» **What you need to do**:
1) According to the passage below, at what age was David Duckenfield allowed to retire?
2) Please list every person and organization that the passage below says apologized.

The facts kept coming and coming. I wasn’t sure how I was feeling – I had to pull over and stop the car to listen to the Prime Minister give his response. He sounded, on the radio, as shocked and genuinely appalled as anyone else.

My blood was beginning to boil … but I didn’t know what I wanted to happen next. Having been blamed for the events 23 years ago I, my fellow fans, my football club and my city had been completely exonerated. It was a weight off my shoulders… but, as my original post had said “where there’s blame, there’s a claim”… the blame for the disastrous events had been laid firmly at the door of the FA, Sheffield Wednesday Football Club and South Yorkshire Police. What did I want to happen? I couldn’t really think about that… I was happy, delirious in fact, that at last, 23 years on, the truth had finally seen the light of day.

Apology after apology started rolling in, starting with David Cameron and Ed Milliband. Quickly followed by SWFC, South Yorkshire Police, it took the FA a further 24 hours to apologise but even they made it eventually. The S*n and Kelvin MacKenzie apologised, too, but theirs was worthless and self-serving and, consequently, ignored by just about everybody.

David Duckenfield, the police officer supposedly in charge that day, had been allowed to retire on a full pension at the age of 46 as a result of ‘Ill health’. Ill health is better than dying, eh, Duckenfield?

» **Provided records**:
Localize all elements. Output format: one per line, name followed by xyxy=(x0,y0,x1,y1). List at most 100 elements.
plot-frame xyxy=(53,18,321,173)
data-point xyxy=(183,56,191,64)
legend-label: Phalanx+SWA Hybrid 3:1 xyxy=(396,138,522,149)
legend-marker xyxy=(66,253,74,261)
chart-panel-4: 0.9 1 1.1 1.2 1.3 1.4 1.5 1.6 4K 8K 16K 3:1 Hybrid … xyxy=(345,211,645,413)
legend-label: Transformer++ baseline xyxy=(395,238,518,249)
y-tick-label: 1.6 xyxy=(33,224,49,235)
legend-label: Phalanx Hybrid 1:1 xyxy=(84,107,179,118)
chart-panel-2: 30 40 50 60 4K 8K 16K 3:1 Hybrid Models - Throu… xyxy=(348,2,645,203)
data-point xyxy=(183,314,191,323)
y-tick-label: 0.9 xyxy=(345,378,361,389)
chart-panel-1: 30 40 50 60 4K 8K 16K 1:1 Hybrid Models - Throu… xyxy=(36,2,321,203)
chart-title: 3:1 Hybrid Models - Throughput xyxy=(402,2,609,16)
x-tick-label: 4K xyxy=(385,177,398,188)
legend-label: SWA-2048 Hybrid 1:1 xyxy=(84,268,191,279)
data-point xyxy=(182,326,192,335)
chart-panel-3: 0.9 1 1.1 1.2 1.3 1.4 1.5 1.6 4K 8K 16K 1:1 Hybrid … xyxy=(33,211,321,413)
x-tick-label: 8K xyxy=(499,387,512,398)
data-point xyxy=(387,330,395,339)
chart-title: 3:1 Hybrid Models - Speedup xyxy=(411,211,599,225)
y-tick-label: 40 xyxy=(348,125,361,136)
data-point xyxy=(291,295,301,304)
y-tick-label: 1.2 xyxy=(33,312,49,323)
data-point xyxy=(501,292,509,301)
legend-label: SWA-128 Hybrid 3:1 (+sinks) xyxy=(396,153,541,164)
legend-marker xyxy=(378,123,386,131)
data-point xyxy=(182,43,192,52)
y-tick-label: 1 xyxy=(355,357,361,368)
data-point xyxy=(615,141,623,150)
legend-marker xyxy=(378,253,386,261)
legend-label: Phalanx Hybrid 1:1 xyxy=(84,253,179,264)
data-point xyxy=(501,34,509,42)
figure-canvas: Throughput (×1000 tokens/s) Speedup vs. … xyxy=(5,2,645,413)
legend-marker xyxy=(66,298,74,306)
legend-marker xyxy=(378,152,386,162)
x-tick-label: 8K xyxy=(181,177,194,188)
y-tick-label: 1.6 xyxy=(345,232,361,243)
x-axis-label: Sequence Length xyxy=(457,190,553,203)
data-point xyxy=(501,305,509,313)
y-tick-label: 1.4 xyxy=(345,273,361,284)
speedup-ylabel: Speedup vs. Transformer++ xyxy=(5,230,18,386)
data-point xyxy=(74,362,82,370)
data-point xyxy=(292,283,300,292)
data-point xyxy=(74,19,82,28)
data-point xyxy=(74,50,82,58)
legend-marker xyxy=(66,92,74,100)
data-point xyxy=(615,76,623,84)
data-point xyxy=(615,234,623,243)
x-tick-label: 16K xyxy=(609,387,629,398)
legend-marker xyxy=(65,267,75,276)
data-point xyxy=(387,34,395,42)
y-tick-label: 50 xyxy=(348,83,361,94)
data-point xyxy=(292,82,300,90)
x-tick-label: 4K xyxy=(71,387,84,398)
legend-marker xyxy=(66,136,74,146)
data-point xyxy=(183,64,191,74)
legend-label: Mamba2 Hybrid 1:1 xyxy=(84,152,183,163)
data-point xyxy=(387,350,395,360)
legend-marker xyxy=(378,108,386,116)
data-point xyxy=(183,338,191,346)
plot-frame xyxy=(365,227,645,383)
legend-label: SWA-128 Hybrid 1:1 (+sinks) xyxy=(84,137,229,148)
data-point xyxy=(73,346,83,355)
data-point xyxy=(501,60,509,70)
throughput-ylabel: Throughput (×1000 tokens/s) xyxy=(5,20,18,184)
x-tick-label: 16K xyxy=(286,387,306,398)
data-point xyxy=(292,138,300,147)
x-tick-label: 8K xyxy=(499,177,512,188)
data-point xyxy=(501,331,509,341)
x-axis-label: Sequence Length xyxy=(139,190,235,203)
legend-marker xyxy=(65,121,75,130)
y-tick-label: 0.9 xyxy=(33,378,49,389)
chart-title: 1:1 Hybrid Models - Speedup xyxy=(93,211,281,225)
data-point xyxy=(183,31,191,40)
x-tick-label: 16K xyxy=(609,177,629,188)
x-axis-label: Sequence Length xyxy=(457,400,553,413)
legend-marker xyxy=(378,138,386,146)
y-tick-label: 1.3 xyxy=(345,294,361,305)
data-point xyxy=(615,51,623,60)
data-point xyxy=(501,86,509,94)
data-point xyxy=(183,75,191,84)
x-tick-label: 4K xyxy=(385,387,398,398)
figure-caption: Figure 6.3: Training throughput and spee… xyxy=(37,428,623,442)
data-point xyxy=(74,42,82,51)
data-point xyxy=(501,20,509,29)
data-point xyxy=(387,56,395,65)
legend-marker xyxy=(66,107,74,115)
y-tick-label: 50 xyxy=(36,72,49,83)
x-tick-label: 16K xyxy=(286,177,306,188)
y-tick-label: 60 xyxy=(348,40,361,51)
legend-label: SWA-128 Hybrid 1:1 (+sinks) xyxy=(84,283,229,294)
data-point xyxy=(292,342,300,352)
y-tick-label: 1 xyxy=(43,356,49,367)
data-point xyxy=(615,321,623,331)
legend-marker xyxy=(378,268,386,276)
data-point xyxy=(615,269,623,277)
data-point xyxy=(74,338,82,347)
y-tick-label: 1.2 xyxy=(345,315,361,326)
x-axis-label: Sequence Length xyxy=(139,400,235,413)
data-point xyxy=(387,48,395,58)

» **Task results**:
1) At 46, on a full pension.

2)
- David Cameron
- Ed Milliband
- SWFC
- South Yorkshire Police
- The FA
- The S*n
- Kelvin MacKenzie